Stored entries
____________

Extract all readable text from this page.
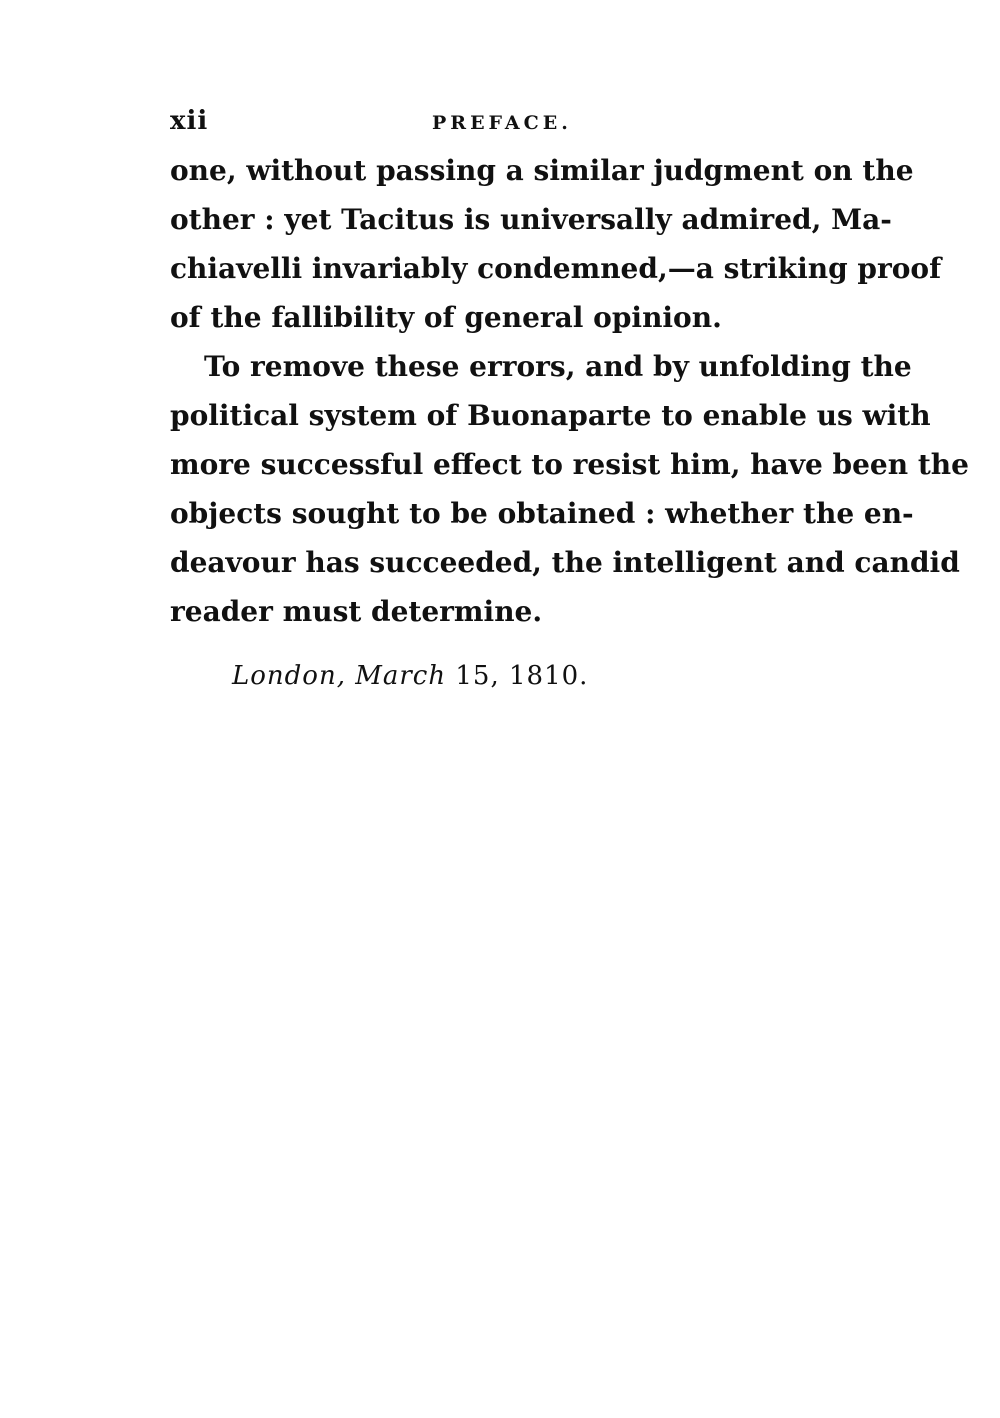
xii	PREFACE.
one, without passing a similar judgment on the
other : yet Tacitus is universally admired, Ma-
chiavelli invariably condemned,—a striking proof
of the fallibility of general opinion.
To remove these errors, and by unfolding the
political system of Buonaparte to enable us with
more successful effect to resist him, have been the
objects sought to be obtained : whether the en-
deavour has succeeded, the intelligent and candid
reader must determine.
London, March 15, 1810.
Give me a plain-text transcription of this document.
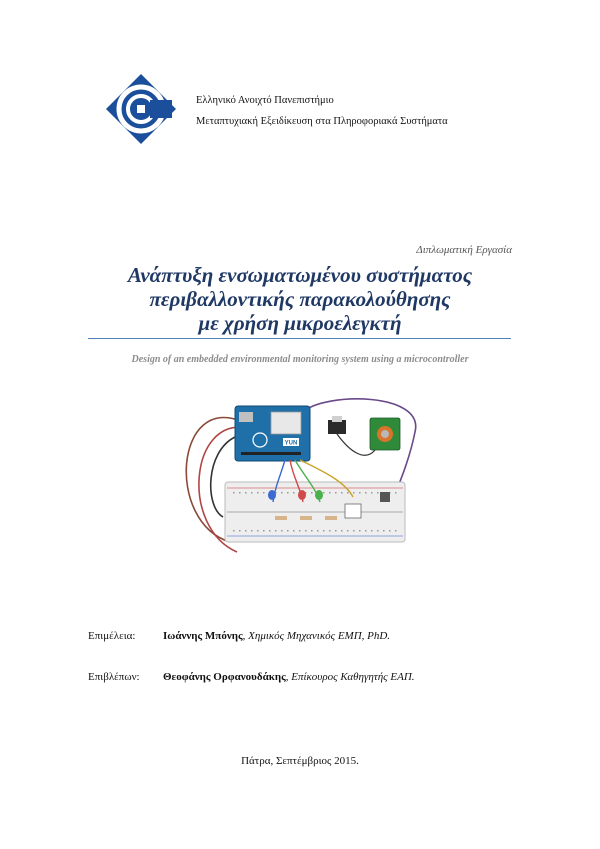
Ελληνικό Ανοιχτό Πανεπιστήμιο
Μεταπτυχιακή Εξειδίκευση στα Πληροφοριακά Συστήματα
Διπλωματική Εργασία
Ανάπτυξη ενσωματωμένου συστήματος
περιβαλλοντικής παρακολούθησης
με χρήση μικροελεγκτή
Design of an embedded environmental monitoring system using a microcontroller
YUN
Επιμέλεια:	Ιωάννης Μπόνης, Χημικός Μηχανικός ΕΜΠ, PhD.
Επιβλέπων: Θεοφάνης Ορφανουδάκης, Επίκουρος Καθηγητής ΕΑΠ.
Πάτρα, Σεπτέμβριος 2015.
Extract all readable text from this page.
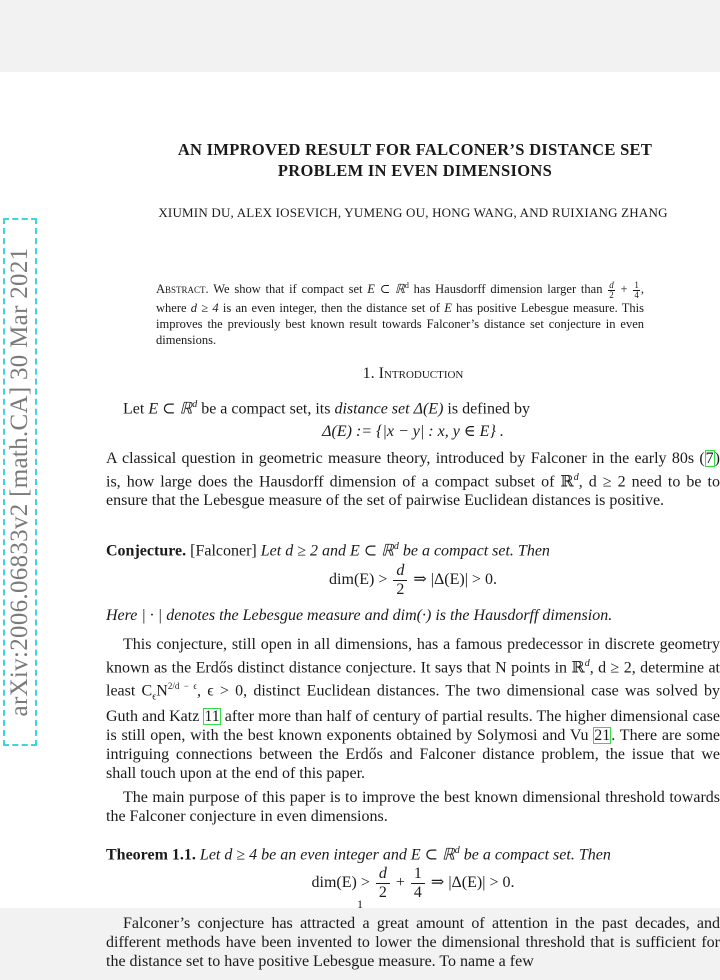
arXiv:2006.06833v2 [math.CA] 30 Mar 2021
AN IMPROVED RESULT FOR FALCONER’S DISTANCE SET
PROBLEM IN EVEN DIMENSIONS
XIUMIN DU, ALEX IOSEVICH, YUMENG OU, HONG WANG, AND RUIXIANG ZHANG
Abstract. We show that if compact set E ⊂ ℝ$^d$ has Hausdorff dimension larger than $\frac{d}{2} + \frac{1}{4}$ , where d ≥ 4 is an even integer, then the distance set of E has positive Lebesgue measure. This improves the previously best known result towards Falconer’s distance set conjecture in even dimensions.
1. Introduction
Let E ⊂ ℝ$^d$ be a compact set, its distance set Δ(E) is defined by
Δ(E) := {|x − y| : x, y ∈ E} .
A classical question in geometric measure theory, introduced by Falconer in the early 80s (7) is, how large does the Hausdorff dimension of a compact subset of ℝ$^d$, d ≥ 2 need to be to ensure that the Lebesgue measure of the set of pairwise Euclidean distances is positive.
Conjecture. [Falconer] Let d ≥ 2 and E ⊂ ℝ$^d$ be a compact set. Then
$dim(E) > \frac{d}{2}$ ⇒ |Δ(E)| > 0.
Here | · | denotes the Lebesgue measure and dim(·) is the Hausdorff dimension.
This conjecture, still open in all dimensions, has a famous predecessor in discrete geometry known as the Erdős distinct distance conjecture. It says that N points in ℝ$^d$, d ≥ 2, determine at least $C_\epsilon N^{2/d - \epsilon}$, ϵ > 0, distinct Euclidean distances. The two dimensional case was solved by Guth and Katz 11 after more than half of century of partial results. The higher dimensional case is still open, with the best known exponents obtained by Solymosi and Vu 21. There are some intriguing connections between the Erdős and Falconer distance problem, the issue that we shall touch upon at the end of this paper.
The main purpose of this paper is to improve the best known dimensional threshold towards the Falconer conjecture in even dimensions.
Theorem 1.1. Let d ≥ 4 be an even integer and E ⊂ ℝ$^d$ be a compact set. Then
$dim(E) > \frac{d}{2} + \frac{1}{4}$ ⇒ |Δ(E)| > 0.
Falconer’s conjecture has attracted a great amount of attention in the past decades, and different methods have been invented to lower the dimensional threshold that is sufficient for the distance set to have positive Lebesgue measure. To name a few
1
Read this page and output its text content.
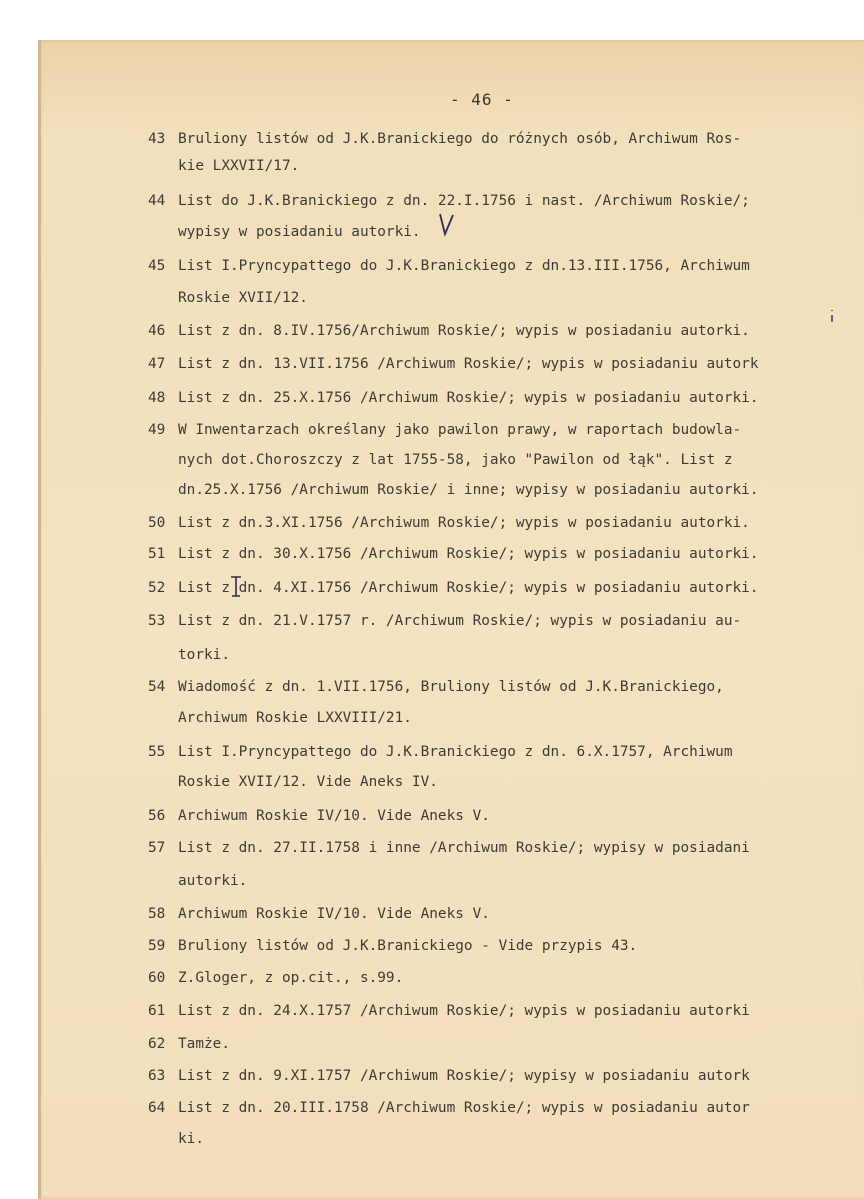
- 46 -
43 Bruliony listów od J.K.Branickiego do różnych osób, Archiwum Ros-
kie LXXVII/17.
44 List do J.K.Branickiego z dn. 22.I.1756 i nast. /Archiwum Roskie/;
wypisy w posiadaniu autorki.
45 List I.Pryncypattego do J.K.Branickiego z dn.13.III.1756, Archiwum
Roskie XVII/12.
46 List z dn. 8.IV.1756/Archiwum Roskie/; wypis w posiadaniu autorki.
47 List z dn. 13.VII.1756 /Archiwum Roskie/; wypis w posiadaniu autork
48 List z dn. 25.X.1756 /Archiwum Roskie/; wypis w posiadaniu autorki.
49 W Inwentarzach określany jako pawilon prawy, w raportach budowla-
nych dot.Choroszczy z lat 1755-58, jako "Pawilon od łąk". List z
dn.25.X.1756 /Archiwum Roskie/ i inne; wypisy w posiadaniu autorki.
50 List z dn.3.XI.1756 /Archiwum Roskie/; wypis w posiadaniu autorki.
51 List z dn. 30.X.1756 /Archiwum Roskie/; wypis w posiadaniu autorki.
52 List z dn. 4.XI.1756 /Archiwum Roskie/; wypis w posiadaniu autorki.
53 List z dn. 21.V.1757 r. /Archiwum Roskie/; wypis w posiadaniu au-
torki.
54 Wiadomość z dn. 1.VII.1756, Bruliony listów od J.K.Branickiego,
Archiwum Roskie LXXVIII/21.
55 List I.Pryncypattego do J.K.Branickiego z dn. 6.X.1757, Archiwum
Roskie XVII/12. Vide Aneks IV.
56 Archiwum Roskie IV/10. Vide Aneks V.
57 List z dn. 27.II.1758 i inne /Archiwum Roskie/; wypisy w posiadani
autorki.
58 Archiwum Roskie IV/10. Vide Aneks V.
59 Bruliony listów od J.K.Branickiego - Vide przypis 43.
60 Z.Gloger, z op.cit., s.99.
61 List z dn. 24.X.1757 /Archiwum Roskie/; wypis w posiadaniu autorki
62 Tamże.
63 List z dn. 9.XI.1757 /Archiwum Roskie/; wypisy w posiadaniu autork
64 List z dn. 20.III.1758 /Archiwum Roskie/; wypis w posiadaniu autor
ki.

____________

▸ WRITTEN INSTRUCTION:
Without the pictures, print the records in full, exactly as they appear.

▸ FINISHED TASK:
Extract all readable text from this page.
xii	PREFACE.
one, without passing a similar judgment on the
other : yet Tacitus is universally admired, Ma-
chiavelli invariably condemned,—a striking proof
of the fallibility of general opinion.
To remove these errors, and by unfolding the
political system of Buonaparte to enable us with
more successful effect to resist him, have been the
objects sought to be obtained : whether the en-
deavour has succeeded, the intelligent and candid
reader must determine.
London, March 15, 1810.
Give me a plain-text transcription of this document.
Ελληνικό Ανοιχτό Πανεπιστήμιο
Μεταπτυχιακή Εξειδίκευση στα Πληροφοριακά Συστήματα
Διπλωματική Εργασία
Ανάπτυξη ενσωματωμένου συστήματος
περιβαλλοντικής παρακολούθησης
με χρήση μικροελεγκτή
Design of an embedded environmental monitoring system using a microcontroller
YUN
Επιμέλεια:	Ιωάννης Μπόνης, Χημικός Μηχανικός ΕΜΠ, PhD.
Επιβλέπων: Θεοφάνης Ορφανουδάκης, Επίκουρος Καθηγητής ΕΑΠ.
Πάτρα, Σεπτέμβριος 2015.
Extract all readable text from this page.
arXiv:2006.06833v2 [math.CA] 30 Mar 2021
AN IMPROVED RESULT FOR FALCONER’S DISTANCE SET
PROBLEM IN EVEN DIMENSIONS
XIUMIN DU, ALEX IOSEVICH, YUMENG OU, HONG WANG, AND RUIXIANG ZHANG
Abstract. We show that if compact set E ⊂ ℝ$^d$ has Hausdorff dimension larger than $\frac{d}{2} + \frac{1}{4}$ , where d ≥ 4 is an even integer, then the distance set of E has positive Lebesgue measure. This improves the previously best known result towards Falconer’s distance set conjecture in even dimensions.
1. Introduction
Let E ⊂ ℝ$^d$ be a compact set, its distance set Δ(E) is defined by
Δ(E) := {|x − y| : x, y ∈ E} .
A classical question in geometric measure theory, introduced by Falconer in the early 80s (7) is, how large does the Hausdorff dimension of a compact subset of ℝ$^d$, d ≥ 2 need to be to ensure that the Lebesgue measure of the set of pairwise Euclidean distances is positive.
Conjecture. [Falconer] Let d ≥ 2 and E ⊂ ℝ$^d$ be a compact set. Then
$dim(E) > \frac{d}{2}$ ⇒ |Δ(E)| > 0.
Here | · | denotes the Lebesgue measure and dim(·) is the Hausdorff dimension.
This conjecture, still open in all dimensions, has a famous predecessor in discrete geometry known as the Erdős distinct distance conjecture. It says that N points in ℝ$^d$, d ≥ 2, determine at least $C_\epsilon N^{2/d - \epsilon}$, ϵ > 0, distinct Euclidean distances. The two dimensional case was solved by Guth and Katz 11 after more than half of century of partial results. The higher dimensional case is still open, with the best known exponents obtained by Solymosi and Vu 21. There are some intriguing connections between the Erdős and Falconer distance problem, the issue that we shall touch upon at the end of this paper.
The main purpose of this paper is to improve the best known dimensional threshold towards the Falconer conjecture in even dimensions.
Theorem 1.1. Let d ≥ 4 be an even integer and E ⊂ ℝ$^d$ be a compact set. Then
$dim(E) > \frac{d}{2} + \frac{1}{4}$ ⇒ |Δ(E)| > 0.
Falconer’s conjecture has attracted a great amount of attention in the past decades, and different methods have been invented to lower the dimensional threshold that is sufficient for the distance set to have positive Lebesgue measure. To name a few
1
Read this page and output its text content.
- 46 -
43 Bruliony listów od J.K.Branickiego do różnych osób, Archiwum Ros-
kie LXXVII/17.
44 List do J.K.Branickiego z dn. 22.I.1756 i nast. /Archiwum Roskie/;
wypisy w posiadaniu autorki.
45 List I.Pryncypattego do J.K.Branickiego z dn.13.III.1756, Archiwum
Roskie XVII/12.
46 List z dn. 8.IV.1756/Archiwum Roskie/; wypis w posiadaniu autorki.
47 List z dn. 13.VII.1756 /Archiwum Roskie/; wypis w posiadaniu autork
48 List z dn. 25.X.1756 /Archiwum Roskie/; wypis w posiadaniu autorki.
49 W Inwentarzach określany jako pawilon prawy, w raportach budowla-
nych dot.Choroszczy z lat 1755-58, jako "Pawilon od łąk". List z
dn.25.X.1756 /Archiwum Roskie/ i inne; wypisy w posiadaniu autorki.
50 List z dn.3.XI.1756 /Archiwum Roskie/; wypis w posiadaniu autorki.
51 List z dn. 30.X.1756 /Archiwum Roskie/; wypis w posiadaniu autorki.
52 List z dn. 4.XI.1756 /Archiwum Roskie/; wypis w posiadaniu autorki.
53 List z dn. 21.V.1757 r. /Archiwum Roskie/; wypis w posiadaniu au-
torki.
54 Wiadomość z dn. 1.VII.1756, Bruliony listów od J.K.Branickiego,
Archiwum Roskie LXXVIII/21.
55 List I.Pryncypattego do J.K.Branickiego z dn. 6.X.1757, Archiwum
Roskie XVII/12. Vide Aneks IV.
56 Archiwum Roskie IV/10. Vide Aneks V.
57 List z dn. 27.II.1758 i inne /Archiwum Roskie/; wypisy w posiadani
autorki.
58 Archiwum Roskie IV/10. Vide Aneks V.
59 Bruliony listów od J.K.Branickiego - Vide przypis 43.
60 Z.Gloger, z op.cit., s.99.
61 List z dn. 24.X.1757 /Archiwum Roskie/; wypis w posiadaniu autorki
62 Tamże.
63 List z dn. 9.XI.1757 /Archiwum Roskie/; wypisy w posiadaniu autork
64 List z dn. 20.III.1758 /Archiwum Roskie/; wypis w posiadaniu autor
ki.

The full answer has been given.